Set exercise: Write out the full listing again, exactly as it stands.

** start of Data section **

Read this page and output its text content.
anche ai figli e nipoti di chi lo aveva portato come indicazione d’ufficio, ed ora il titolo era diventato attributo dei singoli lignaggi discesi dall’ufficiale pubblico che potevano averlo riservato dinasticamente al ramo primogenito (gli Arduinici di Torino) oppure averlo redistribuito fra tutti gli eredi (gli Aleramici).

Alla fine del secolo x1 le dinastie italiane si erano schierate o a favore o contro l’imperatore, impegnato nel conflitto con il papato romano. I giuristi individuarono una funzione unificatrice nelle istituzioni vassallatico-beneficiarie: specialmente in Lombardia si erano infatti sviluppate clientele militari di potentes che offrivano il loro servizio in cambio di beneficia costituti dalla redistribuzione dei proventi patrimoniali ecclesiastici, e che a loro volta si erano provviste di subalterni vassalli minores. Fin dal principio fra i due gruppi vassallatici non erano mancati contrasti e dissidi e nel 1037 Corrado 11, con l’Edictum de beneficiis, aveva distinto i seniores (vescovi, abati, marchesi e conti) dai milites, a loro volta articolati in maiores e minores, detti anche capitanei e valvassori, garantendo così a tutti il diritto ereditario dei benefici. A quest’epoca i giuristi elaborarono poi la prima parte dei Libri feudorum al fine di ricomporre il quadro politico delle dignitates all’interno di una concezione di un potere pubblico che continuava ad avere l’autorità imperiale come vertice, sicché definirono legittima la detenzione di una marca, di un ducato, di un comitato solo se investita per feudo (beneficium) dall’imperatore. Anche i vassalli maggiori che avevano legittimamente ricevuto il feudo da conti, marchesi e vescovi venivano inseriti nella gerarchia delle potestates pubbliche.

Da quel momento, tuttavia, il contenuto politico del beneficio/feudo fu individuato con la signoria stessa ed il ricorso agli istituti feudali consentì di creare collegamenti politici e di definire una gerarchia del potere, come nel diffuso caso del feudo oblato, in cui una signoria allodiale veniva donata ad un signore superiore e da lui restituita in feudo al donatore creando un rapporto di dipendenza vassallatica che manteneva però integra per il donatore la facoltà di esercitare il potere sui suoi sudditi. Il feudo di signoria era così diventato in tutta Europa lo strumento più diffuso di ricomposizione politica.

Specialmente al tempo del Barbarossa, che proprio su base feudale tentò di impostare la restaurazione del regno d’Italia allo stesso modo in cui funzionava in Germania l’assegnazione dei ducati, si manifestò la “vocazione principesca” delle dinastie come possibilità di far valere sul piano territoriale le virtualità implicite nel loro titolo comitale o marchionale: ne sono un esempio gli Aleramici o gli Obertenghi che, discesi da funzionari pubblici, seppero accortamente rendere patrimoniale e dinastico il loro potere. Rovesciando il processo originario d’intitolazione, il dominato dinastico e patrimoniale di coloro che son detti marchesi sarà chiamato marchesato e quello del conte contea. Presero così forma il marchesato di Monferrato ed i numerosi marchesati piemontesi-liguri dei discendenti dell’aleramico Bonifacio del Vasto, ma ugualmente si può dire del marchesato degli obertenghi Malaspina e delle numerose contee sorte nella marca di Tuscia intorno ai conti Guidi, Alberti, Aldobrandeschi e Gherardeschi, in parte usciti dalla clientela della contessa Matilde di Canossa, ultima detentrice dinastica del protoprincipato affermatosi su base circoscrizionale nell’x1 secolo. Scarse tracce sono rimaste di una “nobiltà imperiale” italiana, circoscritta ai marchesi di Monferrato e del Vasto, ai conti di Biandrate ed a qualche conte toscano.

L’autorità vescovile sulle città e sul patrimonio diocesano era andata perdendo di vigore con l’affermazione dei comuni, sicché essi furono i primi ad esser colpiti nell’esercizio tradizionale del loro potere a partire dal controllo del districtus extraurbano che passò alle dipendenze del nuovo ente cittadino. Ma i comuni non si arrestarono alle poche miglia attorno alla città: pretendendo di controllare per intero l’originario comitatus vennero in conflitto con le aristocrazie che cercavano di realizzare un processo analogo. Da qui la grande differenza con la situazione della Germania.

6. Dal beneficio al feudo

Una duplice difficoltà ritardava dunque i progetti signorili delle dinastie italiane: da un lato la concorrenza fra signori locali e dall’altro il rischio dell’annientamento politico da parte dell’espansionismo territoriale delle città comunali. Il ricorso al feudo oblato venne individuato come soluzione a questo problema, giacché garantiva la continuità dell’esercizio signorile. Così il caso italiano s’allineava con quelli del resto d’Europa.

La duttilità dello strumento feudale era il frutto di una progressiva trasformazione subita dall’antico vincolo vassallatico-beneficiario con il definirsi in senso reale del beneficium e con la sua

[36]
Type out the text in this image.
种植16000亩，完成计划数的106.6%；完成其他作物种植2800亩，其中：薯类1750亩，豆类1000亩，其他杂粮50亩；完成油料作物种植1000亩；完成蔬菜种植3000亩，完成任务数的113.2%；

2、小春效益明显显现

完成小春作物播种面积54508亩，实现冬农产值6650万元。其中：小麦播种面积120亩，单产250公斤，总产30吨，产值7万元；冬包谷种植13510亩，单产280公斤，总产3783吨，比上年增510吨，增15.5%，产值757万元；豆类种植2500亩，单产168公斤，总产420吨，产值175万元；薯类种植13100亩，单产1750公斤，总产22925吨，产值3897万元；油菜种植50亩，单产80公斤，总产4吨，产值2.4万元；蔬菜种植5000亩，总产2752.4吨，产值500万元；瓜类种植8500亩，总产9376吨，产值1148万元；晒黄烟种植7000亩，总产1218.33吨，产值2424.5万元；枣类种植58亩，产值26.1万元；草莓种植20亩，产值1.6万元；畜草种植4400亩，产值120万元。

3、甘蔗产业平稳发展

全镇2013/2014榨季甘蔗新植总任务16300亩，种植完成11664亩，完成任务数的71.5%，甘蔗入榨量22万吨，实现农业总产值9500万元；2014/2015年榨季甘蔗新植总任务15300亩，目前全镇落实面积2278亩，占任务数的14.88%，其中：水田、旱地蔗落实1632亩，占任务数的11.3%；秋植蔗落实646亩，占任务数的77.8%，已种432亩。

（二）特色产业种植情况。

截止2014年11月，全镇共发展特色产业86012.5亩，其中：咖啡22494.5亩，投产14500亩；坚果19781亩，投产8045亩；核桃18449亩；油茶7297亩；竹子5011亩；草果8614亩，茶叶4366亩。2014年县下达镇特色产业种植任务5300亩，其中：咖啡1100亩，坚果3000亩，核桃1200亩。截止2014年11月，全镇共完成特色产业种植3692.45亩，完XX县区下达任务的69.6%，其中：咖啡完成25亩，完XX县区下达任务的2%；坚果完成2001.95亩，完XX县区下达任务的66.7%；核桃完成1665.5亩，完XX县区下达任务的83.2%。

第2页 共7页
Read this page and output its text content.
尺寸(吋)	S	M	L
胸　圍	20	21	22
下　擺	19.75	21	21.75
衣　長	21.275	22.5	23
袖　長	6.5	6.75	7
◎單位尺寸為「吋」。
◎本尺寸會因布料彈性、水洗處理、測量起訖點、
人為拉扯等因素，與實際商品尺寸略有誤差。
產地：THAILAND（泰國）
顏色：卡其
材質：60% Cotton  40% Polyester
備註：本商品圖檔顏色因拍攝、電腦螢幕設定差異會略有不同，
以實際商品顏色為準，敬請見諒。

** end of Data section **

Exercise answer:
Read this page and output its text content.
anche ai figli e nipoti di chi lo aveva portato come indicazione d’ufficio, ed ora il titolo era diventato attributo dei singoli lignaggi discesi dall’ufficiale pubblico che potevano averlo riservato dinasticamente al ramo primogenito (gli Arduinici di Torino) oppure averlo redistribuito fra tutti gli eredi (gli Aleramici).

Alla fine del secolo x1 le dinastie italiane si erano schierate o a favore o contro l’imperatore, impegnato nel conflitto con il papato romano. I giuristi individuarono una funzione unificatrice nelle istituzioni vassallatico-beneficiarie: specialmente in Lombardia si erano infatti sviluppate clientele militari di potentes che offrivano il loro servizio in cambio di beneficia costituti dalla redistribuzione dei proventi patrimoniali ecclesiastici, e che a loro volta si erano provviste di subalterni vassalli minores. Fin dal principio fra i due gruppi vassallatici non erano mancati contrasti e dissidi e nel 1037 Corrado 11, con l’Edictum de beneficiis, aveva distinto i seniores (vescovi, abati, marchesi e conti) dai milites, a loro volta articolati in maiores e minores, detti anche capitanei e valvassori, garantendo così a tutti il diritto ereditario dei benefici. A quest’epoca i giuristi elaborarono poi la prima parte dei Libri feudorum al fine di ricomporre il quadro politico delle dignitates all’interno di una concezione di un potere pubblico che continuava ad avere l’autorità imperiale come vertice, sicché definirono legittima la detenzione di una marca, di un ducato, di un comitato solo se investita per feudo (beneficium) dall’imperatore. Anche i vassalli maggiori che avevano legittimamente ricevuto il feudo da conti, marchesi e vescovi venivano inseriti nella gerarchia delle potestates pubbliche.

Da quel momento, tuttavia, il contenuto politico del beneficio/feudo fu individuato con la signoria stessa ed il ricorso agli istituti feudali consentì di creare collegamenti politici e di definire una gerarchia del potere, come nel diffuso caso del feudo oblato, in cui una signoria allodiale veniva donata ad un signore superiore e da lui restituita in feudo al donatore creando un rapporto di dipendenza vassallatica che manteneva però integra per il donatore la facoltà di esercitare il potere sui suoi sudditi. Il feudo di signoria era così diventato in tutta Europa lo strumento più diffuso di ricomposizione politica.

Specialmente al tempo del Barbarossa, che proprio su base feudale tentò di impostare la restaurazione del regno d’Italia allo stesso modo in cui funzionava in Germania l’assegnazione dei ducati, si manifestò la “vocazione principesca” delle dinastie come possibilità di far valere sul piano territoriale le virtualità implicite nel loro titolo comitale o marchionale: ne sono un esempio gli Aleramici o gli Obertenghi che, discesi da funzionari pubblici, seppero accortamente rendere patrimoniale e dinastico il loro potere. Rovesciando il processo originario d’intitolazione, il dominato dinastico e patrimoniale di coloro che son detti marchesi sarà chiamato marchesato e quello del conte contea. Presero così forma il marchesato di Monferrato ed i numerosi marchesati piemontesi-liguri dei discendenti dell’aleramico Bonifacio del Vasto, ma ugualmente si può dire del marchesato degli obertenghi Malaspina e delle numerose contee sorte nella marca di Tuscia intorno ai conti Guidi, Alberti, Aldobrandeschi e Gherardeschi, in parte usciti dalla clientela della contessa Matilde di Canossa, ultima detentrice dinastica del protoprincipato affermatosi su base circoscrizionale nell’x1 secolo. Scarse tracce sono rimaste di una “nobiltà imperiale” italiana, circoscritta ai marchesi di Monferrato e del Vasto, ai conti di Biandrate ed a qualche conte toscano.

L’autorità vescovile sulle città e sul patrimonio diocesano era andata perdendo di vigore con l’affermazione dei comuni, sicché essi furono i primi ad esser colpiti nell’esercizio tradizionale del loro potere a partire dal controllo del districtus extraurbano che passò alle dipendenze del nuovo ente cittadino. Ma i comuni non si arrestarono alle poche miglia attorno alla città: pretendendo di controllare per intero l’originario comitatus vennero in conflitto con le aristocrazie che cercavano di realizzare un processo analogo. Da qui la grande differenza con la situazione della Germania.

6. Dal beneficio al feudo

Una duplice difficoltà ritardava dunque i progetti signorili delle dinastie italiane: da un lato la concorrenza fra signori locali e dall’altro il rischio dell’annientamento politico da parte dell’espansionismo territoriale delle città comunali. Il ricorso al feudo oblato venne individuato come soluzione a questo problema, giacché garantiva la continuità dell’esercizio signorile. Così il caso italiano s’allineava con quelli del resto d’Europa.

La duttilità dello strumento feudale era il frutto di una progressiva trasformazione subita dall’antico vincolo vassallatico-beneficiario con il definirsi in senso reale del beneficium e con la sua

[36]
Type out the text in this image.
种植16000亩，完成计划数的106.6%；完成其他作物种植2800亩，其中：薯类1750亩，豆类1000亩，其他杂粮50亩；完成油料作物种植1000亩；完成蔬菜种植3000亩，完成任务数的113.2%；

2、小春效益明显显现

完成小春作物播种面积54508亩，实现冬农产值6650万元。其中：小麦播种面积120亩，单产250公斤，总产30吨，产值7万元；冬包谷种植13510亩，单产280公斤，总产3783吨，比上年增510吨，增15.5%，产值757万元；豆类种植2500亩，单产168公斤，总产420吨，产值175万元；薯类种植13100亩，单产1750公斤，总产22925吨，产值3897万元；油菜种植50亩，单产80公斤，总产4吨，产值2.4万元；蔬菜种植5000亩，总产2752.4吨，产值500万元；瓜类种植8500亩，总产9376吨，产值1148万元；晒黄烟种植7000亩，总产1218.33吨，产值2424.5万元；枣类种植58亩，产值26.1万元；草莓种植20亩，产值1.6万元；畜草种植4400亩，产值120万元。

3、甘蔗产业平稳发展

全镇2013/2014榨季甘蔗新植总任务16300亩，种植完成11664亩，完成任务数的71.5%，甘蔗入榨量22万吨，实现农业总产值9500万元；2014/2015年榨季甘蔗新植总任务15300亩，目前全镇落实面积2278亩，占任务数的14.88%，其中：水田、旱地蔗落实1632亩，占任务数的11.3%；秋植蔗落实646亩，占任务数的77.8%，已种432亩。

（二）特色产业种植情况。

截止2014年11月，全镇共发展特色产业86012.5亩，其中：咖啡22494.5亩，投产14500亩；坚果19781亩，投产8045亩；核桃18449亩；油茶7297亩；竹子5011亩；草果8614亩，茶叶4366亩。2014年县下达镇特色产业种植任务5300亩，其中：咖啡1100亩，坚果3000亩，核桃1200亩。截止2014年11月，全镇共完成特色产业种植3692.45亩，完XX县区下达任务的69.6%，其中：咖啡完成25亩，完XX县区下达任务的2%；坚果完成2001.95亩，完XX县区下达任务的66.7%；核桃完成1665.5亩，完XX县区下达任务的83.2%。

第2页 共7页
Read this page and output its text content.
尺寸(吋)	S	M	L
胸　圍	20	21	22
下　擺	19.75	21	21.75
衣　長	21.275	22.5	23
袖　長	6.5	6.75	7
◎單位尺寸為「吋」。
◎本尺寸會因布料彈性、水洗處理、測量起訖點、
人為拉扯等因素，與實際商品尺寸略有誤差。
產地：THAILAND（泰國）
顏色：卡其
材質：60% Cotton  40% Polyester
備註：本商品圖檔顏色因拍攝、電腦螢幕設定差異會略有不同，
以實際商品顏色為準，敬請見諒。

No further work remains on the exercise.